CHALLENGE
Find every line of the listing below where "which" appears, and copy it.

INPUT RECORDS
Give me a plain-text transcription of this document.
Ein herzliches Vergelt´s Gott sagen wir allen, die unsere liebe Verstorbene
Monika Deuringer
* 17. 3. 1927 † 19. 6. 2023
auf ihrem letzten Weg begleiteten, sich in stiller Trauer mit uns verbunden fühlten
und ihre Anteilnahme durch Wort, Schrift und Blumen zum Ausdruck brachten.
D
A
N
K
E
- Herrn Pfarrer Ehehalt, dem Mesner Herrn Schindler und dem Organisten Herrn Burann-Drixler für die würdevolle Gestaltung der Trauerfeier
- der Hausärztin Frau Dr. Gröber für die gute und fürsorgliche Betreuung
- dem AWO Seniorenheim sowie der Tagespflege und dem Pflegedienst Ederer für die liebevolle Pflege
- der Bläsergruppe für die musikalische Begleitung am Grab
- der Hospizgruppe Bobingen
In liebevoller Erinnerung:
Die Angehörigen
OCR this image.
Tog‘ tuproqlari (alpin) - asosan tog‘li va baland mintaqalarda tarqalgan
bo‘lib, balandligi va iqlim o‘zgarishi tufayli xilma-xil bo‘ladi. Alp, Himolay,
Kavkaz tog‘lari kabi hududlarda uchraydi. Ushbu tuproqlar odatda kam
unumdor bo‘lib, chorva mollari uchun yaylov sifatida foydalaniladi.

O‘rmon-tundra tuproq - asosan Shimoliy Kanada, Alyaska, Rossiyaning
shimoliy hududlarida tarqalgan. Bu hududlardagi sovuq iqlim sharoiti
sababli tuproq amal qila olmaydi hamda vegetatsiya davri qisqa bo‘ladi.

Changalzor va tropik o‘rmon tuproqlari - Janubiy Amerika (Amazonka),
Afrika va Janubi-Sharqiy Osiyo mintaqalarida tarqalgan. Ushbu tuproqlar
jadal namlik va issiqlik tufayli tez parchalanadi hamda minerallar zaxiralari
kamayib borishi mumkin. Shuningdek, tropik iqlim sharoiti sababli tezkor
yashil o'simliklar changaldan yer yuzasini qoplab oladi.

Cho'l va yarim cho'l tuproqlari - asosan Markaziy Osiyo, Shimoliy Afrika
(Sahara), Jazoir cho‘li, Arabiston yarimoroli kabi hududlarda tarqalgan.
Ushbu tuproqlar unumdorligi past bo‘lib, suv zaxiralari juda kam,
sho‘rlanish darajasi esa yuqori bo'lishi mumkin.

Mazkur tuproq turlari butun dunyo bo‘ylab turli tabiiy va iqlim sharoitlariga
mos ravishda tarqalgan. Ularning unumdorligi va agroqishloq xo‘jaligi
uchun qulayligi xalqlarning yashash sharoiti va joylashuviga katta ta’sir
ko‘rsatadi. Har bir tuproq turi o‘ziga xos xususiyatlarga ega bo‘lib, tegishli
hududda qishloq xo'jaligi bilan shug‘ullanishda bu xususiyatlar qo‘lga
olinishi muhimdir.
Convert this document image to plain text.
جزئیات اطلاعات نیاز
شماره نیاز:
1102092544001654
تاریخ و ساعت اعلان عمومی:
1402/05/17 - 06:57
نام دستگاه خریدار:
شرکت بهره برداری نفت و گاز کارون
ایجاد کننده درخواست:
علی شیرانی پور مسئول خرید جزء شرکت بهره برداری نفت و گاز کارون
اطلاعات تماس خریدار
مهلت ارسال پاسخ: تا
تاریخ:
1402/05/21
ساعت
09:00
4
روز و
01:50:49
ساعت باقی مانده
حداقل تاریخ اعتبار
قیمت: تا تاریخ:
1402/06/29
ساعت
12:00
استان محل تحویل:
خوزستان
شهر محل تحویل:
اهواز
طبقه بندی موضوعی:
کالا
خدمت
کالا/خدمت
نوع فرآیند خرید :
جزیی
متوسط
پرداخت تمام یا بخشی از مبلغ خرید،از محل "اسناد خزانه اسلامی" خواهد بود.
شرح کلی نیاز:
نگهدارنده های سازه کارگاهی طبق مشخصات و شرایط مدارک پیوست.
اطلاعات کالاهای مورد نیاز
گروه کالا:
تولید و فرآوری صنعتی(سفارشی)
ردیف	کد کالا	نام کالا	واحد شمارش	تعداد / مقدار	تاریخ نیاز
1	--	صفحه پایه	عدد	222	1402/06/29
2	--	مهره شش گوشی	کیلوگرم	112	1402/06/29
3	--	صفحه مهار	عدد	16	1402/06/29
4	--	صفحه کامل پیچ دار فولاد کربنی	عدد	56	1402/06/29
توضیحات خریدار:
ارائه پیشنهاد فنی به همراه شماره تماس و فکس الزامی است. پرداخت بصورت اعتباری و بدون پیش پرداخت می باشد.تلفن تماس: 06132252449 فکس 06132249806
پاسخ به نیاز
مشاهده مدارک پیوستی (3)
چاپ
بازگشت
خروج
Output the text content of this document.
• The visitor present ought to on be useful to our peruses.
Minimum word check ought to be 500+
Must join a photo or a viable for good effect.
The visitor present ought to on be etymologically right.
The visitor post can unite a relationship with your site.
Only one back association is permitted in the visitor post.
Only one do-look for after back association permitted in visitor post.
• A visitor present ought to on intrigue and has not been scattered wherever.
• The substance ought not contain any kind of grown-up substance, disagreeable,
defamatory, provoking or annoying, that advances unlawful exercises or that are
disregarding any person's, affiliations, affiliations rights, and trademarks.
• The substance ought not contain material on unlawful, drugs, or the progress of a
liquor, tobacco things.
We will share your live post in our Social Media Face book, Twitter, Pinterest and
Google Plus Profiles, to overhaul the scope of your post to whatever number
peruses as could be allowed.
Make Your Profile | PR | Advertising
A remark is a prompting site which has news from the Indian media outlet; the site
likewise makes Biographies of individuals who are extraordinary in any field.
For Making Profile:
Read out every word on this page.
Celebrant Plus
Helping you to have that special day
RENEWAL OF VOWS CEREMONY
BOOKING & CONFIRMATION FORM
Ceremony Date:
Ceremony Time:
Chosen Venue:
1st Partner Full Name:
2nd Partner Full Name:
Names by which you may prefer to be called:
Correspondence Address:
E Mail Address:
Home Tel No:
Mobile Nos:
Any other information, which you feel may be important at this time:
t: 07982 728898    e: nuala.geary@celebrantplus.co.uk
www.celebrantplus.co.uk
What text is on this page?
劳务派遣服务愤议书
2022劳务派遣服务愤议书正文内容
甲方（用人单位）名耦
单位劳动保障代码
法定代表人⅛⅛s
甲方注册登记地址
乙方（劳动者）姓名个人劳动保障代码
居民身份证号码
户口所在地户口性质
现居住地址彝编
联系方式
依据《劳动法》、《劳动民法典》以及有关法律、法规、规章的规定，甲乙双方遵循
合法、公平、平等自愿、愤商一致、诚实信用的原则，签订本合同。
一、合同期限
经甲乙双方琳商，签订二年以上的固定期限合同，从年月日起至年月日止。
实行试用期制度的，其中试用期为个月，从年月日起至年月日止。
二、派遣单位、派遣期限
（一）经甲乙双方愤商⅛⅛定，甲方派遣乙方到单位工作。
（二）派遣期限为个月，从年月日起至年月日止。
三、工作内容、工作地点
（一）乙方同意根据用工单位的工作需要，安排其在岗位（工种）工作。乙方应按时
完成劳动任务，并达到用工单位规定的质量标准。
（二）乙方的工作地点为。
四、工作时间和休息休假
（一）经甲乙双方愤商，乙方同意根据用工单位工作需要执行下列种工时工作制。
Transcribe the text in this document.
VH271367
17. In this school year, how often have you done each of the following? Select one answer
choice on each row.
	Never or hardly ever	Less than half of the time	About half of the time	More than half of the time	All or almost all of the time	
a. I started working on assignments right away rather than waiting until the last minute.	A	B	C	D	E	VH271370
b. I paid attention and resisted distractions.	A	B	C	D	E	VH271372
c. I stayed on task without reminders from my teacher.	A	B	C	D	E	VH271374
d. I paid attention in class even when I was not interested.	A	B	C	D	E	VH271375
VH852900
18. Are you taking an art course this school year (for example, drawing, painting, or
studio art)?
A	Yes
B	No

ANSWER BELOW
A remark is a prompting site which has news from the Indian media outlet; the site
Names by which you may prefer to be called:
Any other information, which you feel may be important at this time:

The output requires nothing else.